* begin *

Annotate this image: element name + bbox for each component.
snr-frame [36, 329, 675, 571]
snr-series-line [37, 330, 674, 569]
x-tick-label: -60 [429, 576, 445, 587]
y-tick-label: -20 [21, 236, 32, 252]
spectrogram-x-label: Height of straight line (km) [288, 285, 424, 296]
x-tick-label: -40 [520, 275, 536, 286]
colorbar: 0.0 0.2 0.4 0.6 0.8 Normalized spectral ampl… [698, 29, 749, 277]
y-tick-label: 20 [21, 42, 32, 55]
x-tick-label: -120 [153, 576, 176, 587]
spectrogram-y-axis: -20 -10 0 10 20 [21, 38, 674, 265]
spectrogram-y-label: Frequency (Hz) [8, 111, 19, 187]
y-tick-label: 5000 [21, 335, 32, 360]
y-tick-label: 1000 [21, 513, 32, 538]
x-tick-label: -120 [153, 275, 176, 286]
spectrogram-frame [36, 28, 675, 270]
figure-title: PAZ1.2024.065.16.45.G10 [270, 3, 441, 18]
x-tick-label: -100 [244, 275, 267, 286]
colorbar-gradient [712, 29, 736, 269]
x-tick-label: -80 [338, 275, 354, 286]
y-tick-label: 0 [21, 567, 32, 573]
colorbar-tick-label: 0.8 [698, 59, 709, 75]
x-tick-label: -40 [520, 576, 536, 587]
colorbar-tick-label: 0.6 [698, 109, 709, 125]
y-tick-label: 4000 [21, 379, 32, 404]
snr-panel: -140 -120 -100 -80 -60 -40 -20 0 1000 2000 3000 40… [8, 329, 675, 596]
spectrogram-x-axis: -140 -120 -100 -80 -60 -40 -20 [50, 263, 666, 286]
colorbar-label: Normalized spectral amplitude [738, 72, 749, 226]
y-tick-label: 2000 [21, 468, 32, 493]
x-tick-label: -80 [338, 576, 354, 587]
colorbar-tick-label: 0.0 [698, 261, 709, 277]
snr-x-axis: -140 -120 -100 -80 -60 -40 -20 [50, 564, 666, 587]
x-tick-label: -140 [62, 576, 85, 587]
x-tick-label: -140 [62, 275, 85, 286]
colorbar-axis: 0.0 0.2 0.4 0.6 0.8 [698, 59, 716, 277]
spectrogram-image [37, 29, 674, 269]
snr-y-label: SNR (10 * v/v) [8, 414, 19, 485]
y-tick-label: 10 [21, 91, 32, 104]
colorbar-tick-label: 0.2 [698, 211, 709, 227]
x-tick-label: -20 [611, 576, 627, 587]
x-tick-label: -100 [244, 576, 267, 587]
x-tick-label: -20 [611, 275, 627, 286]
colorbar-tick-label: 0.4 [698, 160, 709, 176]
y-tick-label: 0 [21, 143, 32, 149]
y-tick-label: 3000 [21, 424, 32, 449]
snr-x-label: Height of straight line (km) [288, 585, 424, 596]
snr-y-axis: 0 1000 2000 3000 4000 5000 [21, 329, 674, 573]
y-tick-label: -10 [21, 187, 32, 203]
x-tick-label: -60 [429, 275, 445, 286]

* end *

**Given problem:**
Copy out every line of the records above without changing anything.

**The completed task:**
Annotate this image: element name + bbox for each component.
snr-frame [36, 329, 675, 571]
snr-series-line [37, 330, 674, 569]
x-tick-label: -60 [429, 576, 445, 587]
y-tick-label: -20 [21, 236, 32, 252]
spectrogram-x-label: Height of straight line (km) [288, 285, 424, 296]
x-tick-label: -40 [520, 275, 536, 286]
colorbar: 0.0 0.2 0.4 0.6 0.8 Normalized spectral ampl… [698, 29, 749, 277]
y-tick-label: 20 [21, 42, 32, 55]
x-tick-label: -120 [153, 576, 176, 587]
spectrogram-y-axis: -20 -10 0 10 20 [21, 38, 674, 265]
spectrogram-y-label: Frequency (Hz) [8, 111, 19, 187]
y-tick-label: 5000 [21, 335, 32, 360]
y-tick-label: 1000 [21, 513, 32, 538]
x-tick-label: -120 [153, 275, 176, 286]
spectrogram-frame [36, 28, 675, 270]
figure-title: PAZ1.2024.065.16.45.G10 [270, 3, 441, 18]
x-tick-label: -100 [244, 275, 267, 286]
colorbar-gradient [712, 29, 736, 269]
x-tick-label: -80 [338, 275, 354, 286]
y-tick-label: 0 [21, 567, 32, 573]
colorbar-tick-label: 0.8 [698, 59, 709, 75]
x-tick-label: -40 [520, 576, 536, 587]
colorbar-tick-label: 0.6 [698, 109, 709, 125]
y-tick-label: 4000 [21, 379, 32, 404]
snr-panel: -140 -120 -100 -80 -60 -40 -20 0 1000 2000 3000 40… [8, 329, 675, 596]
spectrogram-x-axis: -140 -120 -100 -80 -60 -40 -20 [50, 263, 666, 286]
colorbar-label: Normalized spectral amplitude [738, 72, 749, 226]
y-tick-label: 2000 [21, 468, 32, 493]
x-tick-label: -80 [338, 576, 354, 587]
colorbar-tick-label: 0.0 [698, 261, 709, 277]
snr-x-axis: -140 -120 -100 -80 -60 -40 -20 [50, 564, 666, 587]
x-tick-label: -140 [62, 576, 85, 587]
x-tick-label: -140 [62, 275, 85, 286]
colorbar-axis: 0.0 0.2 0.4 0.6 0.8 [698, 59, 716, 277]
spectrogram-image [37, 29, 674, 269]
snr-y-label: SNR (10 * v/v) [8, 414, 19, 485]
y-tick-label: 10 [21, 91, 32, 104]
colorbar-tick-label: 0.2 [698, 211, 709, 227]
x-tick-label: -20 [611, 576, 627, 587]
x-tick-label: -100 [244, 576, 267, 587]
x-tick-label: -20 [611, 275, 627, 286]
colorbar-tick-label: 0.4 [698, 160, 709, 176]
y-tick-label: 0 [21, 143, 32, 149]
y-tick-label: 3000 [21, 424, 32, 449]
snr-x-label: Height of straight line (km) [288, 585, 424, 596]
snr-y-axis: 0 1000 2000 3000 4000 5000 [21, 329, 674, 573]
y-tick-label: -10 [21, 187, 32, 203]
x-tick-label: -60 [429, 275, 445, 286]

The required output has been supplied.